== Given records ==
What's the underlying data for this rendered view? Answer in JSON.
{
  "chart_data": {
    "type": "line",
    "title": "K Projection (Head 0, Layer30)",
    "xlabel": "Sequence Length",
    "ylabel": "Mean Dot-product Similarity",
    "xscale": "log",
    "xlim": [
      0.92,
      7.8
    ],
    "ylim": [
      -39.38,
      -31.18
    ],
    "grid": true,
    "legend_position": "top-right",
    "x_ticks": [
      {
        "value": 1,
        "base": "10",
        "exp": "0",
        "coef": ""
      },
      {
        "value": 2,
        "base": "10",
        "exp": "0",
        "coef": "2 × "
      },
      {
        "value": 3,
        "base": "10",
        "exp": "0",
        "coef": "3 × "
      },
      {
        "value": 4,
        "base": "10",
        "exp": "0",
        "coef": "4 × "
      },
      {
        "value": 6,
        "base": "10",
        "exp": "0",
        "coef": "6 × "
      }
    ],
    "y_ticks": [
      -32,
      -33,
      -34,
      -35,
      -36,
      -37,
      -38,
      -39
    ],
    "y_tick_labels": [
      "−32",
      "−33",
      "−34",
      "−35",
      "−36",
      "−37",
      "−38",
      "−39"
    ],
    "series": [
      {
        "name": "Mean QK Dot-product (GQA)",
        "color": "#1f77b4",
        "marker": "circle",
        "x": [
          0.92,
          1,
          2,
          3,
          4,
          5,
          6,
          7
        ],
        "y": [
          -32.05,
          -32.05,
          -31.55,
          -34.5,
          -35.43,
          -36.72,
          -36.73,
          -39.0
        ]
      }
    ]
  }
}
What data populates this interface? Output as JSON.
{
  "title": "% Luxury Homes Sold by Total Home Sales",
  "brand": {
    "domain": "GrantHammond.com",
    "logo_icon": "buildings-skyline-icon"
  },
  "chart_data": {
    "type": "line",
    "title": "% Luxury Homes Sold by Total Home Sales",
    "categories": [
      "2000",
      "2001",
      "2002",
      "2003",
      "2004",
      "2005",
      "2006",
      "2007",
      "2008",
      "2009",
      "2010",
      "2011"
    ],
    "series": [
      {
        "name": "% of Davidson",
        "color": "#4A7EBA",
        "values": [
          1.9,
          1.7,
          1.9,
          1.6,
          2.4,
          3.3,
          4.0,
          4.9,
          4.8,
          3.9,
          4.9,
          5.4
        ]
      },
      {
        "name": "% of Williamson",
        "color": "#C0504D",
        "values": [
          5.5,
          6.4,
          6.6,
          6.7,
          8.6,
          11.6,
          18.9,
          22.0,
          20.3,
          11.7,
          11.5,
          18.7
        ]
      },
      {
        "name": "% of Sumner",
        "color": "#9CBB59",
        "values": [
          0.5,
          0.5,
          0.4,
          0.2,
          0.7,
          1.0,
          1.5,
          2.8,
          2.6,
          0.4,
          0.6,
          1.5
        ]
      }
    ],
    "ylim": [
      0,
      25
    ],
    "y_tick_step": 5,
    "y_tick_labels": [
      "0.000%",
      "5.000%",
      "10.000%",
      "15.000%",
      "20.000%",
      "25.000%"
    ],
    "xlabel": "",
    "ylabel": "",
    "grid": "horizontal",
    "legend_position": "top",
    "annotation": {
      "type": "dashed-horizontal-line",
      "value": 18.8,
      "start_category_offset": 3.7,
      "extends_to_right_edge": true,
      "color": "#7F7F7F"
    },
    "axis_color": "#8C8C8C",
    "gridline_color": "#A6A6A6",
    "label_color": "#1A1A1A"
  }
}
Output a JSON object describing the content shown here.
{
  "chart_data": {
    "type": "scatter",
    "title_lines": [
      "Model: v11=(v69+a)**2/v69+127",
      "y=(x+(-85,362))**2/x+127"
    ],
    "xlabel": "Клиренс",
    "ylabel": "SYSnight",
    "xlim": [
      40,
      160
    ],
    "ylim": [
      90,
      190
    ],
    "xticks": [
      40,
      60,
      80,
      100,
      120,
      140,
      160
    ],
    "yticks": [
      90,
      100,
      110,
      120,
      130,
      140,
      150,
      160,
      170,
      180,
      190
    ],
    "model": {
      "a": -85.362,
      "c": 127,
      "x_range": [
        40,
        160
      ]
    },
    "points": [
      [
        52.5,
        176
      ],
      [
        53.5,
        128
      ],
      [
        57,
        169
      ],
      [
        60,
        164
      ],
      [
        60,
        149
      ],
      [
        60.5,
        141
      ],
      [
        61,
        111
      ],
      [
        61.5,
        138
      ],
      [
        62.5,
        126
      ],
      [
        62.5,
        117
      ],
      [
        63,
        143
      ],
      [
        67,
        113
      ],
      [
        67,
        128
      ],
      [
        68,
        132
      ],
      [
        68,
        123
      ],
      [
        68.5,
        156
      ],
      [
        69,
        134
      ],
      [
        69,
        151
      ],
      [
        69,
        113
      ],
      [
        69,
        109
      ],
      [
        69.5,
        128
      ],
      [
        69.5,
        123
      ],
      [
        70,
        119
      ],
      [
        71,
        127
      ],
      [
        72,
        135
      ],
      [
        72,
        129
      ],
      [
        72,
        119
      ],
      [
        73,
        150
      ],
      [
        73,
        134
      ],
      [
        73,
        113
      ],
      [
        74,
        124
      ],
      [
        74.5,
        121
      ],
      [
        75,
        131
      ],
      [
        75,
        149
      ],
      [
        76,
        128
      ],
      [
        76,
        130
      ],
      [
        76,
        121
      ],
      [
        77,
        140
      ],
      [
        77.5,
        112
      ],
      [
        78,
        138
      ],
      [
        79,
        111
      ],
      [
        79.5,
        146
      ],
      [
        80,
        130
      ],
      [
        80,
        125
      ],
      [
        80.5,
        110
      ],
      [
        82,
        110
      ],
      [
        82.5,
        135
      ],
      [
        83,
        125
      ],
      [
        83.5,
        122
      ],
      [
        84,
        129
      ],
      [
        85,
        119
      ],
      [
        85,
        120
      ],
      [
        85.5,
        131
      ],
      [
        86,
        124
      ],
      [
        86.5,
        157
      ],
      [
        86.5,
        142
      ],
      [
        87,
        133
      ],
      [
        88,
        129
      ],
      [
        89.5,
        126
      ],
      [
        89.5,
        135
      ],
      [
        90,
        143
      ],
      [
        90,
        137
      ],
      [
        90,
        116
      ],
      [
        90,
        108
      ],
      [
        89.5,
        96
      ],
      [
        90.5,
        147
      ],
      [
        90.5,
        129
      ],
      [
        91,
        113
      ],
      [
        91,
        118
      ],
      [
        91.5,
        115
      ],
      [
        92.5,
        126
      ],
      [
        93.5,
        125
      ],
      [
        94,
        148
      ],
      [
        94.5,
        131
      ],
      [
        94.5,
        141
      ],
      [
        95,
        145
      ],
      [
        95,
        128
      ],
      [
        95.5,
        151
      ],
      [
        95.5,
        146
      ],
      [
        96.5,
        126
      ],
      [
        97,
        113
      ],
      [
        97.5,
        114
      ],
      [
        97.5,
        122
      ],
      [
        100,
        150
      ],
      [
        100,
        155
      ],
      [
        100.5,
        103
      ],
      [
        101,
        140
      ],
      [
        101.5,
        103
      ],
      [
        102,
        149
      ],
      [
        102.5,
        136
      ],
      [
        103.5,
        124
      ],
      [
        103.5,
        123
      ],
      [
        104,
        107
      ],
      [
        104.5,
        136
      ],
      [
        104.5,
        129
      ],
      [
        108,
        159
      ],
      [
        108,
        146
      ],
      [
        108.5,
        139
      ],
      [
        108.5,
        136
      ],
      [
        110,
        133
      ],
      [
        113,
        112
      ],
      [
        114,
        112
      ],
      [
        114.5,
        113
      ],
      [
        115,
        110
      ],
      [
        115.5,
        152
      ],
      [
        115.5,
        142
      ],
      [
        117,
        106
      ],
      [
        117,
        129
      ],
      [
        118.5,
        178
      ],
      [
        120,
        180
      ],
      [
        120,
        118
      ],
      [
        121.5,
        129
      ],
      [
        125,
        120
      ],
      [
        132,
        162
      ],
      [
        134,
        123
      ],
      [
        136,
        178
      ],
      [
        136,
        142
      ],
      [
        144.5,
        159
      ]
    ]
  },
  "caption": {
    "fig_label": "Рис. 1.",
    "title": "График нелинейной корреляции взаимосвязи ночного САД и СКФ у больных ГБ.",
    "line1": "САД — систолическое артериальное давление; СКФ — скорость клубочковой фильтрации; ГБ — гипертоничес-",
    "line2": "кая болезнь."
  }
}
===
*Directions for this task*: The lines to collect are those holding the string "true"; copy them all.

*Exercise solution*:
    "grid": true,
      "extends_to_right_edge": true,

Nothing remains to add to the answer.